Working data:
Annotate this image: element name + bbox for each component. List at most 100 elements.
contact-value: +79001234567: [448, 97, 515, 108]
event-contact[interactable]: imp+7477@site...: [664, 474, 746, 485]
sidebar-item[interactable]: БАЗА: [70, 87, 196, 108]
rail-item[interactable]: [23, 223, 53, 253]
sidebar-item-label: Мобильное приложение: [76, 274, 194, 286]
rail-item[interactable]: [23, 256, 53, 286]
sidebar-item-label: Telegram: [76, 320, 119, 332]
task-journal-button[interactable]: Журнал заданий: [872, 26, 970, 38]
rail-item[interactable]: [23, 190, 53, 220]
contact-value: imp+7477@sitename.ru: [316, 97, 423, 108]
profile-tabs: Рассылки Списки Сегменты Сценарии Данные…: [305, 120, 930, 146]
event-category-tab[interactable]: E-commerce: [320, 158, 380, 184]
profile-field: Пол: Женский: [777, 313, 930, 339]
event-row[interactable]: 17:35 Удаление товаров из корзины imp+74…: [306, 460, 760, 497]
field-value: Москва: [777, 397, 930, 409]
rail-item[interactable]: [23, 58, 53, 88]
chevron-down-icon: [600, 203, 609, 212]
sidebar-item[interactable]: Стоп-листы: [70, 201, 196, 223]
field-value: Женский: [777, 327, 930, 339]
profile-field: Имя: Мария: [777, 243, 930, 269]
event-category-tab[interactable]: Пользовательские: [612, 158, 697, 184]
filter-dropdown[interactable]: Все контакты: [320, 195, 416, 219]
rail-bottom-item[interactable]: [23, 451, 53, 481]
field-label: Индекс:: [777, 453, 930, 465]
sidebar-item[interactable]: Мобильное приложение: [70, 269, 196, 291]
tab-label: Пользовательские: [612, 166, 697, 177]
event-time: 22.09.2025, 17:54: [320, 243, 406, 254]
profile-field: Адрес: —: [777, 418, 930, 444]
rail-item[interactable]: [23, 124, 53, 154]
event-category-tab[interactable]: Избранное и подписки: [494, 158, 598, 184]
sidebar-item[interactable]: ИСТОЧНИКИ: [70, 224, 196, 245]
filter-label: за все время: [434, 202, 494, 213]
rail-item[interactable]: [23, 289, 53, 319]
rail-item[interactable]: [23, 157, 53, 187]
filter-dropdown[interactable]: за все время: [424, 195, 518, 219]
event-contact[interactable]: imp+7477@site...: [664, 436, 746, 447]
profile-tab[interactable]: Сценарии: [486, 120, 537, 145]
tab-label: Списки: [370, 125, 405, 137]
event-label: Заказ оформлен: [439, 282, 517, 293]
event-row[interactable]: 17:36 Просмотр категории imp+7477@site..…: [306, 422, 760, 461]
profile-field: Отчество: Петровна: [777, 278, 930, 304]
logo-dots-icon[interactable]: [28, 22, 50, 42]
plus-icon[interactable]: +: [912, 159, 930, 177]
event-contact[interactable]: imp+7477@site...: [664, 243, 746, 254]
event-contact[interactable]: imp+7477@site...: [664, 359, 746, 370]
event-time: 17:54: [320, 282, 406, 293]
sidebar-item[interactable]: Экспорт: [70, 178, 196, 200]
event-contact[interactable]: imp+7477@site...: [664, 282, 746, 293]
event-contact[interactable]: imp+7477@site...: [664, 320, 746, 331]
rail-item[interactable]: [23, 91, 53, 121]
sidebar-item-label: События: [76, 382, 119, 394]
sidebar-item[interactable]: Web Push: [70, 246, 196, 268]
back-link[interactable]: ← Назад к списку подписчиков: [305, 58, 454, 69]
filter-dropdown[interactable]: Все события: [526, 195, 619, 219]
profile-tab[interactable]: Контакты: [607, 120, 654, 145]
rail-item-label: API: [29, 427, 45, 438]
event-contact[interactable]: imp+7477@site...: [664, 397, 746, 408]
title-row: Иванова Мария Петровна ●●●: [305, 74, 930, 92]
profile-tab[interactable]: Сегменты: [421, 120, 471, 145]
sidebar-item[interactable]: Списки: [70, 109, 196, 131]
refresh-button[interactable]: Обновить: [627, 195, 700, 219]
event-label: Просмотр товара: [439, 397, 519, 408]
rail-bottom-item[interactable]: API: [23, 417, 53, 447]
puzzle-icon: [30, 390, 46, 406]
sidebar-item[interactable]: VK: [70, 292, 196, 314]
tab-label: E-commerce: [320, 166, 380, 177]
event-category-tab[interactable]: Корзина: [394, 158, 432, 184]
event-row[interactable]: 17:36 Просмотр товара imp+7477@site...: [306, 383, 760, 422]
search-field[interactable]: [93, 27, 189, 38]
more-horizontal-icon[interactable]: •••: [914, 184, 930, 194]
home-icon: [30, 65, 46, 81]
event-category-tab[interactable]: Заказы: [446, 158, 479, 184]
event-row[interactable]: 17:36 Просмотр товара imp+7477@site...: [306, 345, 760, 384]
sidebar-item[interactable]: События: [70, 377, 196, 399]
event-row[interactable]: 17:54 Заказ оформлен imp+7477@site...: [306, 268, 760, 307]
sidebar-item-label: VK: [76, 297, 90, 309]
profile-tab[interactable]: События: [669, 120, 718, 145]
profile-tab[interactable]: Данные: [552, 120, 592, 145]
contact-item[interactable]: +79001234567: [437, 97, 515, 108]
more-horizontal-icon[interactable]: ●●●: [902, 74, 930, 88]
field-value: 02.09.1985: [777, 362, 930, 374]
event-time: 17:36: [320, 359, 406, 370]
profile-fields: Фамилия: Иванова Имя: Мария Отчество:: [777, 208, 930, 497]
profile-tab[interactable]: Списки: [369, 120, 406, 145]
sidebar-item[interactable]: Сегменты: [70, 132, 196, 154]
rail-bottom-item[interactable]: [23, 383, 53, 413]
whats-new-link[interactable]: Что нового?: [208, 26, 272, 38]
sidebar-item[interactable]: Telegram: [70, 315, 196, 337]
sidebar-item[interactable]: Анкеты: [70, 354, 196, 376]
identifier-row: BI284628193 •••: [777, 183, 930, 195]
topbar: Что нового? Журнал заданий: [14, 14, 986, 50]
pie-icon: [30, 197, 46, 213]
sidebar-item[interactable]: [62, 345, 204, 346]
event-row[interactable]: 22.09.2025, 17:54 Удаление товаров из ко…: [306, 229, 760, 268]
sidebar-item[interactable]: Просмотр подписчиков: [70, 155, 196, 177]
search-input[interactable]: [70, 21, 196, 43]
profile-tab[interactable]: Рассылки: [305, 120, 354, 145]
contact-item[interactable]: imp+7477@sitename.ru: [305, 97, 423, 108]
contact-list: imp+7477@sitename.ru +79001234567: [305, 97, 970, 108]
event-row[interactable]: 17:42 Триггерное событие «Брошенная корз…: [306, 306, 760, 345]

Set exercise: Print the entry above again, with every line unchanged.

Task response:
Annotate this image: element name + bbox for each component. List at most 100 elements.
contact-value: +79001234567: [448, 97, 515, 108]
event-contact[interactable]: imp+7477@site...: [664, 474, 746, 485]
sidebar-item[interactable]: БАЗА: [70, 87, 196, 108]
rail-item[interactable]: [23, 223, 53, 253]
sidebar-item-label: Мобильное приложение: [76, 274, 194, 286]
rail-item[interactable]: [23, 256, 53, 286]
sidebar-item-label: Telegram: [76, 320, 119, 332]
task-journal-button[interactable]: Журнал заданий: [872, 26, 970, 38]
rail-item[interactable]: [23, 190, 53, 220]
contact-value: imp+7477@sitename.ru: [316, 97, 423, 108]
profile-tabs: Рассылки Списки Сегменты Сценарии Данные…: [305, 120, 930, 146]
event-category-tab[interactable]: E-commerce: [320, 158, 380, 184]
profile-field: Пол: Женский: [777, 313, 930, 339]
event-row[interactable]: 17:35 Удаление товаров из корзины imp+74…: [306, 460, 760, 497]
field-value: Москва: [777, 397, 930, 409]
rail-item[interactable]: [23, 58, 53, 88]
chevron-down-icon: [600, 203, 609, 212]
sidebar-item[interactable]: Стоп-листы: [70, 201, 196, 223]
field-value: Женский: [777, 327, 930, 339]
profile-field: Имя: Мария: [777, 243, 930, 269]
event-category-tab[interactable]: Пользовательские: [612, 158, 697, 184]
filter-dropdown[interactable]: Все контакты: [320, 195, 416, 219]
rail-bottom-item[interactable]: [23, 451, 53, 481]
field-label: Индекс:: [777, 453, 930, 465]
sidebar-item[interactable]: Мобильное приложение: [70, 269, 196, 291]
tab-label: Пользовательские: [612, 166, 697, 177]
event-time: 22.09.2025, 17:54: [320, 243, 406, 254]
profile-field: Адрес: —: [777, 418, 930, 444]
rail-item[interactable]: [23, 124, 53, 154]
event-category-tab[interactable]: Избранное и подписки: [494, 158, 598, 184]
sidebar-item[interactable]: ИСТОЧНИКИ: [70, 224, 196, 245]
filter-label: за все время: [434, 202, 494, 213]
rail-item[interactable]: [23, 289, 53, 319]
rail-item[interactable]: [23, 157, 53, 187]
filter-dropdown[interactable]: за все время: [424, 195, 518, 219]
event-contact[interactable]: imp+7477@site...: [664, 436, 746, 447]
profile-tab[interactable]: Сценарии: [486, 120, 537, 145]
tab-label: Списки: [370, 125, 405, 137]
event-label: Заказ оформлен: [439, 282, 517, 293]
event-row[interactable]: 17:36 Просмотр категории imp+7477@site..…: [306, 422, 760, 461]
profile-field: Отчество: Петровна: [777, 278, 930, 304]
logo-dots-icon[interactable]: [28, 22, 50, 42]
plus-icon[interactable]: +: [912, 159, 930, 177]
event-contact[interactable]: imp+7477@site...: [664, 243, 746, 254]
event-contact[interactable]: imp+7477@site...: [664, 359, 746, 370]
event-time: 17:54: [320, 282, 406, 293]
sidebar-item[interactable]: Экспорт: [70, 178, 196, 200]
event-contact[interactable]: imp+7477@site...: [664, 282, 746, 293]
event-contact[interactable]: imp+7477@site...: [664, 320, 746, 331]
rail-item[interactable]: [23, 91, 53, 121]
sidebar-item-label: События: [76, 382, 119, 394]
sidebar-item[interactable]: Web Push: [70, 246, 196, 268]
back-link[interactable]: ← Назад к списку подписчиков: [305, 58, 454, 69]
filter-dropdown[interactable]: Все события: [526, 195, 619, 219]
profile-tab[interactable]: Контакты: [607, 120, 654, 145]
rail-item-label: API: [29, 427, 45, 438]
event-contact[interactable]: imp+7477@site...: [664, 397, 746, 408]
title-row: Иванова Мария Петровна ●●●: [305, 74, 930, 92]
profile-tab[interactable]: Сегменты: [421, 120, 471, 145]
sidebar-item[interactable]: Списки: [70, 109, 196, 131]
refresh-button[interactable]: Обновить: [627, 195, 700, 219]
event-label: Просмотр товара: [439, 397, 519, 408]
rail-bottom-item[interactable]: API: [23, 417, 53, 447]
puzzle-icon: [30, 390, 46, 406]
sidebar-item[interactable]: VK: [70, 292, 196, 314]
tab-label: E-commerce: [320, 166, 380, 177]
event-category-tab[interactable]: Корзина: [394, 158, 432, 184]
event-row[interactable]: 17:36 Просмотр товара imp+7477@site...: [306, 383, 760, 422]
search-field[interactable]: [93, 27, 189, 38]
more-horizontal-icon[interactable]: •••: [914, 184, 930, 194]
home-icon: [30, 65, 46, 81]
event-category-tab[interactable]: Заказы: [446, 158, 479, 184]
event-row[interactable]: 17:36 Просмотр товара imp+7477@site...: [306, 345, 760, 384]
sidebar-item[interactable]: События: [70, 377, 196, 399]
event-row[interactable]: 17:54 Заказ оформлен imp+7477@site...: [306, 268, 760, 307]
sidebar-item-label: VK: [76, 297, 90, 309]
profile-tab[interactable]: События: [669, 120, 718, 145]
profile-tab[interactable]: Данные: [552, 120, 592, 145]
contact-item[interactable]: +79001234567: [437, 97, 515, 108]
more-horizontal-icon[interactable]: ●●●: [902, 74, 930, 88]
field-value: 02.09.1985: [777, 362, 930, 374]
event-time: 17:36: [320, 359, 406, 370]
profile-fields: Фамилия: Иванова Имя: Мария Отчество:: [777, 208, 930, 497]
profile-tab[interactable]: Списки: [369, 120, 406, 145]
sidebar-item[interactable]: Сегменты: [70, 132, 196, 154]
rail-bottom-item[interactable]: [23, 383, 53, 413]
whats-new-link[interactable]: Что нового?: [208, 26, 272, 38]
sidebar-item[interactable]: Telegram: [70, 315, 196, 337]
sidebar-item[interactable]: Анкеты: [70, 354, 196, 376]
identifier-row: BI284628193 •••: [777, 183, 930, 195]
topbar: Что нового? Журнал заданий: [14, 14, 986, 50]
pie-icon: [30, 197, 46, 213]
sidebar-item[interactable]: [62, 345, 204, 346]
event-row[interactable]: 22.09.2025, 17:54 Удаление товаров из ко…: [306, 229, 760, 268]
sidebar-item[interactable]: Просмотр подписчиков: [70, 155, 196, 177]
search-input[interactable]: [70, 21, 196, 43]
profile-tab[interactable]: Рассылки: [305, 120, 354, 145]
contact-item[interactable]: imp+7477@sitename.ru: [305, 97, 423, 108]
contact-list: imp+7477@sitename.ru +79001234567: [305, 97, 970, 108]
event-row[interactable]: 17:42 Триггерное событие «Брошенная корз…: [306, 306, 760, 345]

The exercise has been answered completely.